- [Task requirements]: Return the number of lines in which the word "umumlashtirish" appears; add nothing else.

Dataset rows
** start **

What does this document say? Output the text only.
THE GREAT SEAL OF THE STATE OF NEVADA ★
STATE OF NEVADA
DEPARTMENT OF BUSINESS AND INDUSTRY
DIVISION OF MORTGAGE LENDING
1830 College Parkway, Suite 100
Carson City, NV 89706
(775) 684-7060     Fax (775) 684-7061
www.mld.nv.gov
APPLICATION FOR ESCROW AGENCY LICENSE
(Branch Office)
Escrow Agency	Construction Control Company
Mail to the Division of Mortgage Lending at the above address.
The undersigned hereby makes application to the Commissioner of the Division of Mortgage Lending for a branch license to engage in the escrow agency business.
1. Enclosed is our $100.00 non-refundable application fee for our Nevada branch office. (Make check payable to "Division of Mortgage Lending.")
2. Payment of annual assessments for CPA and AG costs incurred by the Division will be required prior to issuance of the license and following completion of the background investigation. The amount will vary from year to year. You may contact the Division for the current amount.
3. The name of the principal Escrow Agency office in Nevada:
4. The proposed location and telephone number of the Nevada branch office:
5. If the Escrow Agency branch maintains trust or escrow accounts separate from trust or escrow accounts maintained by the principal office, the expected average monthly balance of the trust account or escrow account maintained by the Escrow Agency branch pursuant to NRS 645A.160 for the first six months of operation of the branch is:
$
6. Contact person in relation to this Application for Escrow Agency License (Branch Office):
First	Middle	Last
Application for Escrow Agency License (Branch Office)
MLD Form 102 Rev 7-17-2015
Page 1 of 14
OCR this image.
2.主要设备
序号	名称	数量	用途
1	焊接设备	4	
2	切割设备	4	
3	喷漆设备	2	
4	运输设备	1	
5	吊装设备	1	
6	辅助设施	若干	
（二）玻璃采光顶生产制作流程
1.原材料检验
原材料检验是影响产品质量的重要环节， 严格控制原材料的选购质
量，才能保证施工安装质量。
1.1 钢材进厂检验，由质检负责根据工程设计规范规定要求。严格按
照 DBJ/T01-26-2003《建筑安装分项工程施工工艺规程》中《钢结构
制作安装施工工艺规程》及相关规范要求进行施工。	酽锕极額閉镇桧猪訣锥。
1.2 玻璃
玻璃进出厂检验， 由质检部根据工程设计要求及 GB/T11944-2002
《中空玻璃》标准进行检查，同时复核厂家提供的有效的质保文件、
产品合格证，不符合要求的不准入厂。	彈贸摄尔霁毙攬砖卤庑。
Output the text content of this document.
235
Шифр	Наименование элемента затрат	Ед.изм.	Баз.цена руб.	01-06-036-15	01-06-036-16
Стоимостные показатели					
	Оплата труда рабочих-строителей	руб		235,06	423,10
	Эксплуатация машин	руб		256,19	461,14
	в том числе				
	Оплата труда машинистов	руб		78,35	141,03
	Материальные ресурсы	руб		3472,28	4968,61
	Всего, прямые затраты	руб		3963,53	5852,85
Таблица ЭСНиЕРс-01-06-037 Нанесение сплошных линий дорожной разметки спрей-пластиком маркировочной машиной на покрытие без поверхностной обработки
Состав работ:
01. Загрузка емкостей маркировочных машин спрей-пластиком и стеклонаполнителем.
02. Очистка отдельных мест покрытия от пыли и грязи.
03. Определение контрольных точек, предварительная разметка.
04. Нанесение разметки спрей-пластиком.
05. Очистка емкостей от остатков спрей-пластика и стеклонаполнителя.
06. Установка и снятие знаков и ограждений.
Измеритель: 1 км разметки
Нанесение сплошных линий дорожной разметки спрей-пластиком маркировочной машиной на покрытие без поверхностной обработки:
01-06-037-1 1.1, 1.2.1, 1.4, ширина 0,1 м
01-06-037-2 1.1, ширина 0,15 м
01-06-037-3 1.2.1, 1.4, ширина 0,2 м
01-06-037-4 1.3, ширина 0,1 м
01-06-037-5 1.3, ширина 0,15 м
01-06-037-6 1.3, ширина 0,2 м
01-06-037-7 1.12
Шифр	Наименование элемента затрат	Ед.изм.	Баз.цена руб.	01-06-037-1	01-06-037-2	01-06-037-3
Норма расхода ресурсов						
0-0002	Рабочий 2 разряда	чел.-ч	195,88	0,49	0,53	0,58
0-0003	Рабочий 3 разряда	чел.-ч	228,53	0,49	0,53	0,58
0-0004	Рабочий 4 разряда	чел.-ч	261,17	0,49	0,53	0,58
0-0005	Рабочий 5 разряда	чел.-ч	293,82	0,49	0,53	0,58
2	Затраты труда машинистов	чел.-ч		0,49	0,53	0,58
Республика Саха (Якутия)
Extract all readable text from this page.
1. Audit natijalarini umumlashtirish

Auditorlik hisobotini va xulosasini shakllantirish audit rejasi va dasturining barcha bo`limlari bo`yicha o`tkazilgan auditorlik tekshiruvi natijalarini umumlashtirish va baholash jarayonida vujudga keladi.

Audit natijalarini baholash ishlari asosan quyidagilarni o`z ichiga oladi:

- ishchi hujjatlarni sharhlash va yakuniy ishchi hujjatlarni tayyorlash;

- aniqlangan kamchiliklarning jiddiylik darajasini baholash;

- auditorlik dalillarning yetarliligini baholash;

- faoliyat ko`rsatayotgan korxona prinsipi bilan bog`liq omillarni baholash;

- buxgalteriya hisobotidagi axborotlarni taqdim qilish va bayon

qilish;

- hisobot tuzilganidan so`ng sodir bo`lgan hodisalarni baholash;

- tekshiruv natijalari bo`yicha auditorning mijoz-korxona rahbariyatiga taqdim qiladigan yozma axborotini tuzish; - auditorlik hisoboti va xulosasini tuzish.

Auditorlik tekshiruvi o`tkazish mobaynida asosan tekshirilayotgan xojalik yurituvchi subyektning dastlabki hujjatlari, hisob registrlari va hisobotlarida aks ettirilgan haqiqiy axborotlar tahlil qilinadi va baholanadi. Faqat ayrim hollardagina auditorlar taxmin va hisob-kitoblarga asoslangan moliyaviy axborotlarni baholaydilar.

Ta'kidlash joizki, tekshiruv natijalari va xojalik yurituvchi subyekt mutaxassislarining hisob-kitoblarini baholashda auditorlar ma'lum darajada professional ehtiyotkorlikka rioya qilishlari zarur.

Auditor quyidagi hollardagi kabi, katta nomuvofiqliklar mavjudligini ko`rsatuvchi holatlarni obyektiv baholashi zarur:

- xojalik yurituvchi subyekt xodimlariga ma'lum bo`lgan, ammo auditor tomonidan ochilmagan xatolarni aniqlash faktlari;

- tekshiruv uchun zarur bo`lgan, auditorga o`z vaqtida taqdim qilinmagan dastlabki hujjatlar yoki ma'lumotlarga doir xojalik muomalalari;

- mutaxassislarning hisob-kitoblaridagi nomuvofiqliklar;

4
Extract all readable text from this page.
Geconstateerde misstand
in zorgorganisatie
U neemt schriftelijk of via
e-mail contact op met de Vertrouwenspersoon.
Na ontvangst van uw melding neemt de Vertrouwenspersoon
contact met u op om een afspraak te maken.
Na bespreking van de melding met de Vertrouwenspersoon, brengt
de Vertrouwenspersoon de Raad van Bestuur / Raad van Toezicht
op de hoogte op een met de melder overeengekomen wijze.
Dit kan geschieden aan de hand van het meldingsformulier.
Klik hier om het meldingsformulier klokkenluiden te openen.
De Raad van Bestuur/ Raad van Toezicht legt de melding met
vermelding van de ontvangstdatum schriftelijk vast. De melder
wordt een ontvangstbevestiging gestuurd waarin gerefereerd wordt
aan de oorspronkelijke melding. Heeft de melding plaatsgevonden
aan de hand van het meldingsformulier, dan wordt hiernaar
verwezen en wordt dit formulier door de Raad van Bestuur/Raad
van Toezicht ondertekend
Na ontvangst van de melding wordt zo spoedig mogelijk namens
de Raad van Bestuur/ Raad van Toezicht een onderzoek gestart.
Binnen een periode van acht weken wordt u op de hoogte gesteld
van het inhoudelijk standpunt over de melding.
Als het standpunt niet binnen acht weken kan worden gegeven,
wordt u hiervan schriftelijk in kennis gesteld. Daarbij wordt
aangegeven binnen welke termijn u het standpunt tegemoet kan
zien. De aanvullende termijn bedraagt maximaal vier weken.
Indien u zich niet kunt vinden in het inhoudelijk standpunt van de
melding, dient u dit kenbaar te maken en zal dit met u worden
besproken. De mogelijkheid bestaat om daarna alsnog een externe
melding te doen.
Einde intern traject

** end **

- [Task solution]: 2